▶ _Prompt_
Quote the records beneath, complete and exact. Leave out images.

(Extracts from a graphics dataset)
'''

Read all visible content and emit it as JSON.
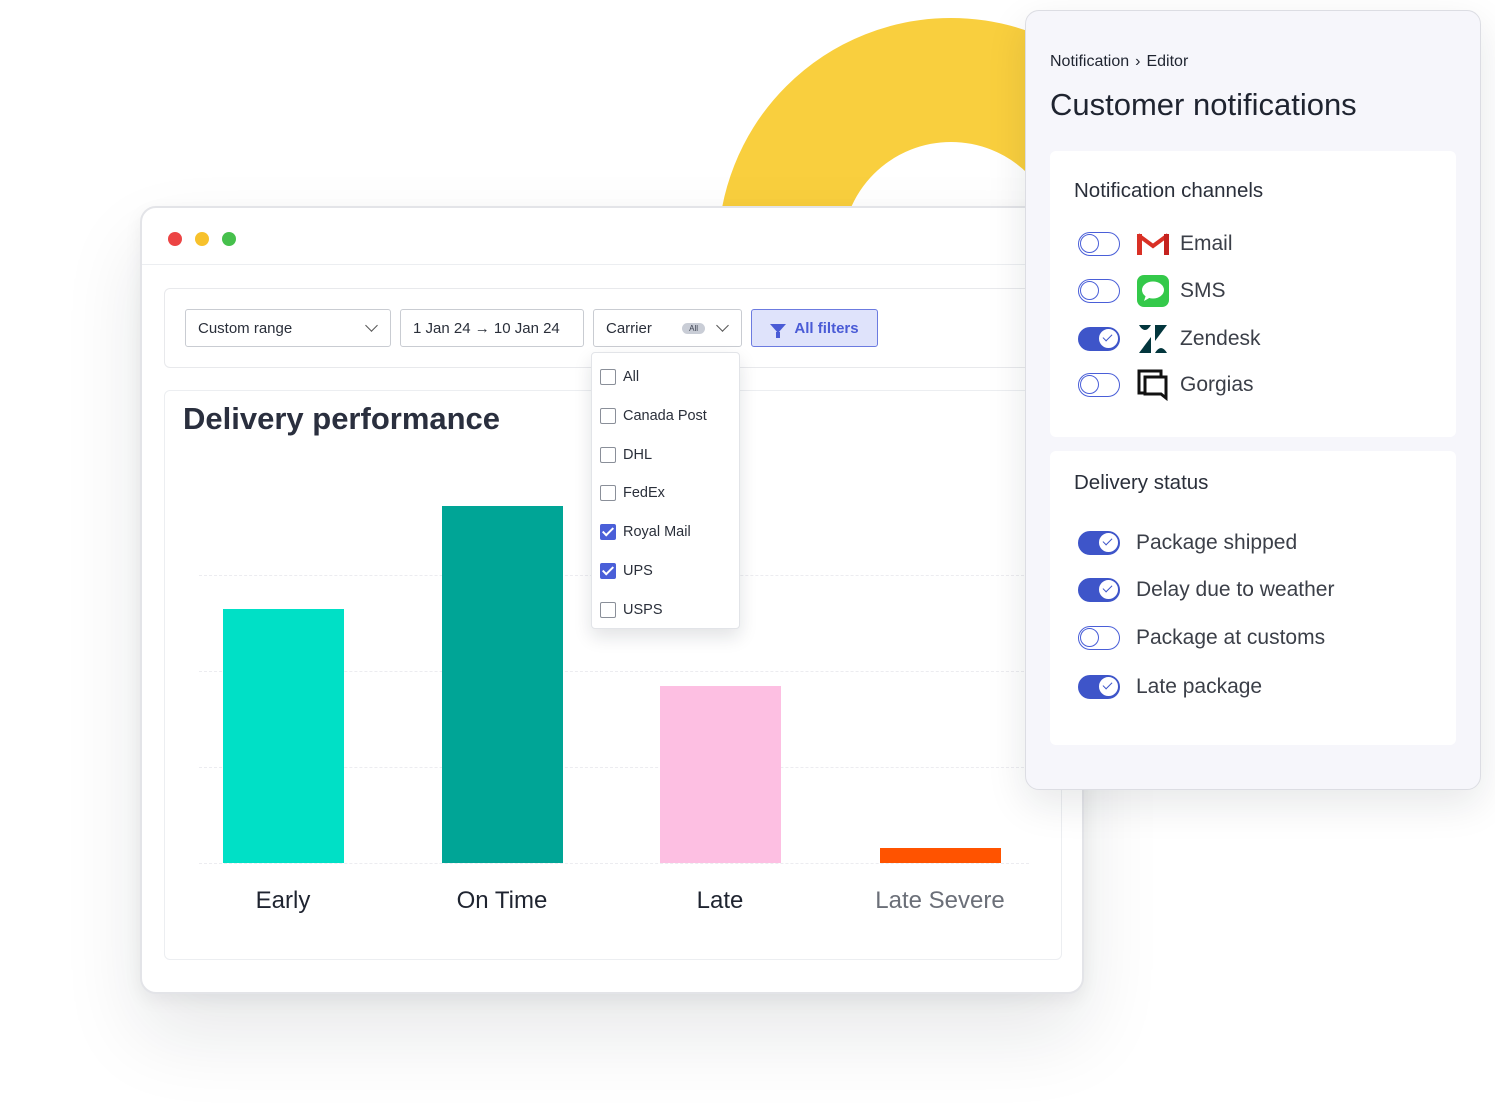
{
  "filters": {
    "range_label": "Custom range",
    "date_range": "1 Jan 24 → 10 Jan 24",
    "carrier_label": "Carrier",
    "carrier_badge": "All",
    "all_filters_label": "All filters"
  },
  "carrier_dropdown": {
    "options": [
      {
        "label": "All",
        "checked": false
      },
      {
        "label": "Canada Post",
        "checked": false
      },
      {
        "label": "DHL",
        "checked": false
      },
      {
        "label": "FedEx",
        "checked": false
      },
      {
        "label": "Royal Mail",
        "checked": true
      },
      {
        "label": "UPS",
        "checked": true
      },
      {
        "label": "USPS",
        "checked": false
      }
    ]
  },
  "chart_data": {
    "type": "bar",
    "title": "Delivery performance",
    "categories": [
      "Early",
      "On Time",
      "Late",
      "Late Severe"
    ],
    "values": [
      26.5,
      37.2,
      18.4,
      1.6
    ],
    "ylim": [
      0,
      40
    ],
    "grid": true,
    "colors": [
      "#00e0c6",
      "#00a596",
      "#fdbfe2",
      "#ff5300"
    ]
  },
  "notifications": {
    "breadcrumb": [
      "Notification",
      "Editor"
    ],
    "title": "Customer notifications",
    "channels_title": "Notification channels",
    "channels": [
      {
        "label": "Email",
        "icon": "gmail-icon",
        "enabled": false
      },
      {
        "label": "SMS",
        "icon": "sms-icon",
        "enabled": false
      },
      {
        "label": "Zendesk",
        "icon": "zendesk-icon",
        "enabled": true
      },
      {
        "label": "Gorgias",
        "icon": "gorgias-icon",
        "enabled": false
      }
    ],
    "status_title": "Delivery status",
    "statuses": [
      {
        "label": "Package shipped",
        "enabled": true
      },
      {
        "label": "Delay due to weather",
        "enabled": true
      },
      {
        "label": "Package at customs",
        "enabled": false
      },
      {
        "label": "Late package",
        "enabled": true
      }
    ]
  }
}
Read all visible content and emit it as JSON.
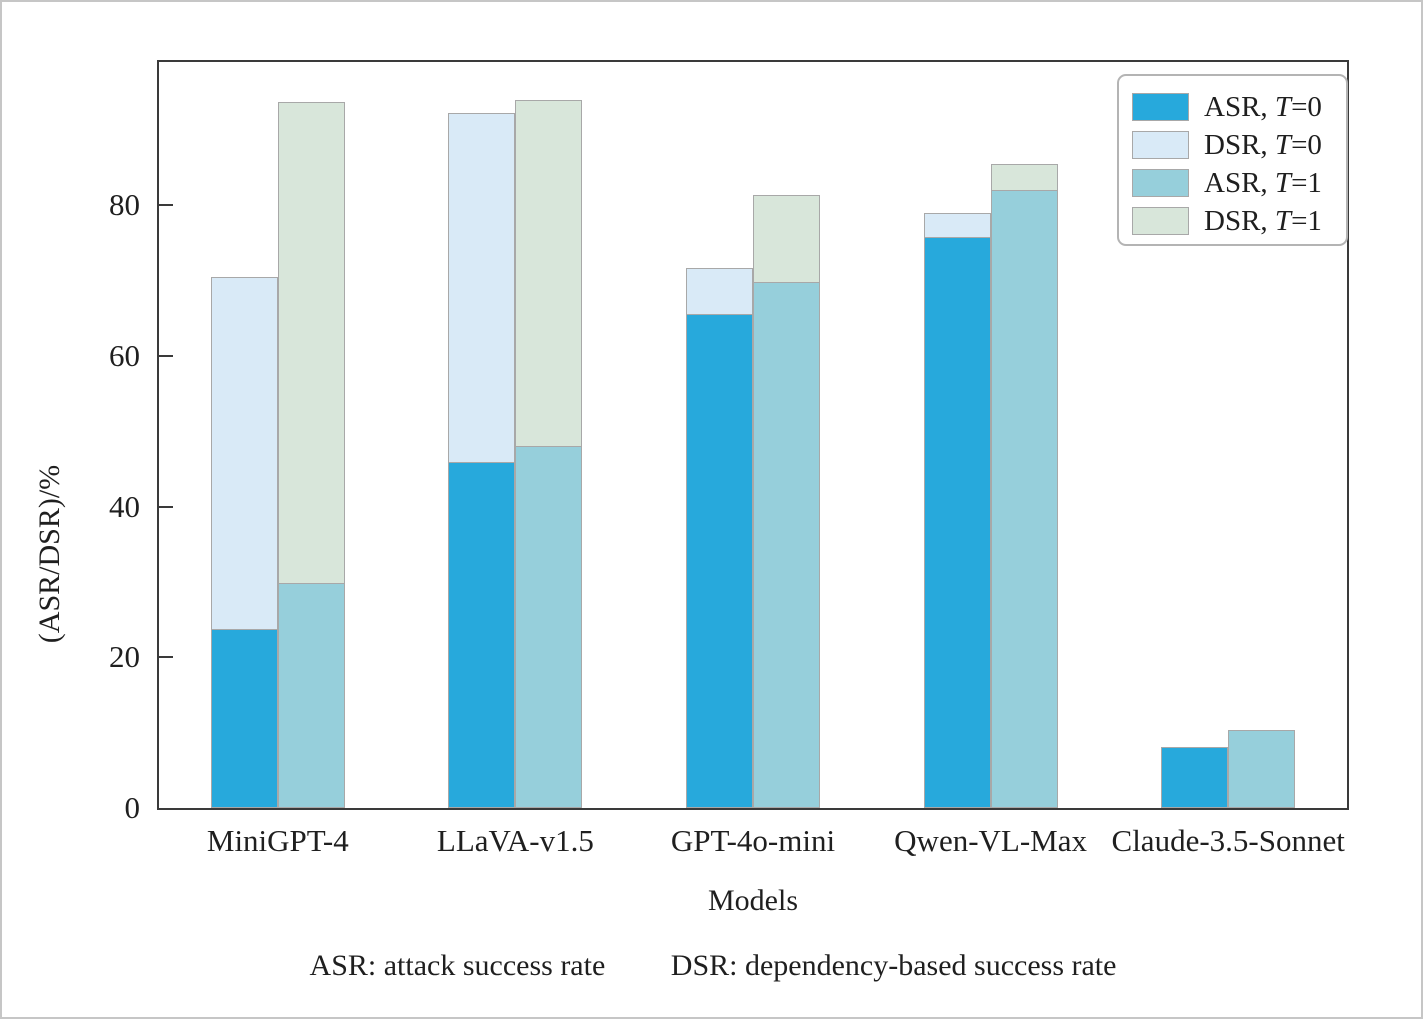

'''

▶ _Reply_
Read all visible content and emit it as JSON.
{
  "filters": {
    "range_label": "Custom range",
    "date_range": "1 Jan 24 → 10 Jan 24",
    "carrier_label": "Carrier",
    "carrier_badge": "All",
    "all_filters_label": "All filters"
  },
  "carrier_dropdown": {
    "options": [
      {
        "label": "All",
        "checked": false
      },
      {
        "label": "Canada Post",
        "checked": false
      },
      {
        "label": "DHL",
        "checked": false
      },
      {
        "label": "FedEx",
        "checked": false
      },
      {
        "label": "Royal Mail",
        "checked": true
      },
      {
        "label": "UPS",
        "checked": true
      },
      {
        "label": "USPS",
        "checked": false
      }
    ]
  },
  "chart_data": {
    "type": "bar",
    "title": "Delivery performance",
    "categories": [
      "Early",
      "On Time",
      "Late",
      "Late Severe"
    ],
    "values": [
      26.5,
      37.2,
      18.4,
      1.6
    ],
    "ylim": [
      0,
      40
    ],
    "grid": true,
    "colors": [
      "#00e0c6",
      "#00a596",
      "#fdbfe2",
      "#ff5300"
    ]
  },
  "notifications": {
    "breadcrumb": [
      "Notification",
      "Editor"
    ],
    "title": "Customer notifications",
    "channels_title": "Notification channels",
    "channels": [
      {
        "label": "Email",
        "icon": "gmail-icon",
        "enabled": false
      },
      {
        "label": "SMS",
        "icon": "sms-icon",
        "enabled": false
      },
      {
        "label": "Zendesk",
        "icon": "zendesk-icon",
        "enabled": true
      },
      {
        "label": "Gorgias",
        "icon": "gorgias-icon",
        "enabled": false
      }
    ],
    "status_title": "Delivery status",
    "statuses": [
      {
        "label": "Package shipped",
        "enabled": true
      },
      {
        "label": "Delay due to weather",
        "enabled": true
      },
      {
        "label": "Package at customs",
        "enabled": false
      },
      {
        "label": "Late package",
        "enabled": true
      }
    ]
  }
}
Read all visible content and emit it as JSON.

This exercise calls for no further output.